Chronic granulomatous disease (CGD) is an uncommon inherited disorder caused by mutations in any of the genes encoding subunits of the superoxide-generating phagocyte NADPH oxidase system, which is essential for killing catalase producing bacteria and fungi, such as Aspergillus species, Staphylococcus aureus, Serratia marcescens, Nocardia species and Burkholderia cepacia. In case of a history of recurrent or persistent infections, immune deficiency should be investigated. Particularly, in the case of uncommon infections such as aspergillosis in early life, CGD should be considered. We describe here a case of CGD that presented with invasive pulmonary aspergillosis in a 2-month-old girl. We confirmed pulmonary aspergillosis noninvasively through a positive result from the culture of bronchial alveolar lavage fluid, positive serological test for Aspergillus antigen and radiology results. She was successfully treated with Amphotericin B and recombinant IFN-γ initially. Six weeks later after discharge, she was readmitted for pneumonia. Since there were infiltrates on the right lower lung, which were considered as residual lesions, voriconazole therapy was initiated. She showed a favorable response to the treatment and follow-up CT showed regression of the pulmonary infiltrates.

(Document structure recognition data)
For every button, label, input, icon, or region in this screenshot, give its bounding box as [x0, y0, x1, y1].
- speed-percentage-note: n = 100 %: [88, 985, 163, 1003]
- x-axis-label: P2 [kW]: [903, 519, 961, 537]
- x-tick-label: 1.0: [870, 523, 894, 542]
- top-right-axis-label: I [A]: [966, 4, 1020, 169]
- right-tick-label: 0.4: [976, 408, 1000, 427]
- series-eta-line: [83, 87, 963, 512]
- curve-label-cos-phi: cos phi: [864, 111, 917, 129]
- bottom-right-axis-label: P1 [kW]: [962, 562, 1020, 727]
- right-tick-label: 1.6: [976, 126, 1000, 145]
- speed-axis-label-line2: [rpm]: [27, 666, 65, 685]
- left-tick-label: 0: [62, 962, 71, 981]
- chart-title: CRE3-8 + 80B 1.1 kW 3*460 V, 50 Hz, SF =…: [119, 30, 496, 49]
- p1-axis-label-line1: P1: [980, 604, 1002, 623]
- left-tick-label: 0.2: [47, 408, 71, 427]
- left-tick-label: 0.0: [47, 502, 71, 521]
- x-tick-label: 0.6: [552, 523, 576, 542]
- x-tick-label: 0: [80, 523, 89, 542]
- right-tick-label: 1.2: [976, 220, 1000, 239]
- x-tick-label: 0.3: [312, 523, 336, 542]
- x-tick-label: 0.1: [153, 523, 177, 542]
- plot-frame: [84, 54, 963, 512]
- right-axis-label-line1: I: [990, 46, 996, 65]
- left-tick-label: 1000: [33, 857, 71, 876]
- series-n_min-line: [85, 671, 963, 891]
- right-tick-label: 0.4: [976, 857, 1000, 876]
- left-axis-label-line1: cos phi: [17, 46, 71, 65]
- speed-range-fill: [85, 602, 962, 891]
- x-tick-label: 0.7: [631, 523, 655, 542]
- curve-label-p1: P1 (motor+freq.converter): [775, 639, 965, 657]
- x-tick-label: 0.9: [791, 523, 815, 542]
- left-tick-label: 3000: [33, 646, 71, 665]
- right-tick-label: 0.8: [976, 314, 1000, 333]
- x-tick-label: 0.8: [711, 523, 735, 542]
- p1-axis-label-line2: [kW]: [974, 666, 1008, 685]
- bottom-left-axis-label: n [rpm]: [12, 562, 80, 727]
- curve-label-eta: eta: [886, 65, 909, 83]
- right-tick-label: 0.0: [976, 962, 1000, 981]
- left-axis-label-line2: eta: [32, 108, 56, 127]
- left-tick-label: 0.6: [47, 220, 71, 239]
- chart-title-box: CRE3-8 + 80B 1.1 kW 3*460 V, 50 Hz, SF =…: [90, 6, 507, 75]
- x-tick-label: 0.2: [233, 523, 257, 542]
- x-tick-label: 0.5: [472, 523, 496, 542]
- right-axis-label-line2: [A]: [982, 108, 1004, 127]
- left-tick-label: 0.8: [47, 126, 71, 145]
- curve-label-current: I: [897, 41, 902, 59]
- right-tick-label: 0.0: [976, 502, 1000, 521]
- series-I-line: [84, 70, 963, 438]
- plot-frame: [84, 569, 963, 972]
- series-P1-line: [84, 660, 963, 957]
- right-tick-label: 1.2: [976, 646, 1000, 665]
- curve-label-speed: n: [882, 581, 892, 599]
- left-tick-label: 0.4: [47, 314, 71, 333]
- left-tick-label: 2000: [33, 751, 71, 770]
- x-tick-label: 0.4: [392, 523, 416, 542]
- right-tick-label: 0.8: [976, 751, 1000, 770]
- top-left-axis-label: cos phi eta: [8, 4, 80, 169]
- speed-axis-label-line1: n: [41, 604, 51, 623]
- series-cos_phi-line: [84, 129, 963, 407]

TASK DESCRIPTION — According to the case report on chronic granulomatous disease, why was voriconazole therapy started when the girl was readmitted for pneumonia? Answer in one to three sentences.

REPLY TO THE EXERCISE — Voriconazole therapy was started because there were infiltrates on the right lower lung. These infiltrates were considered residual lesions.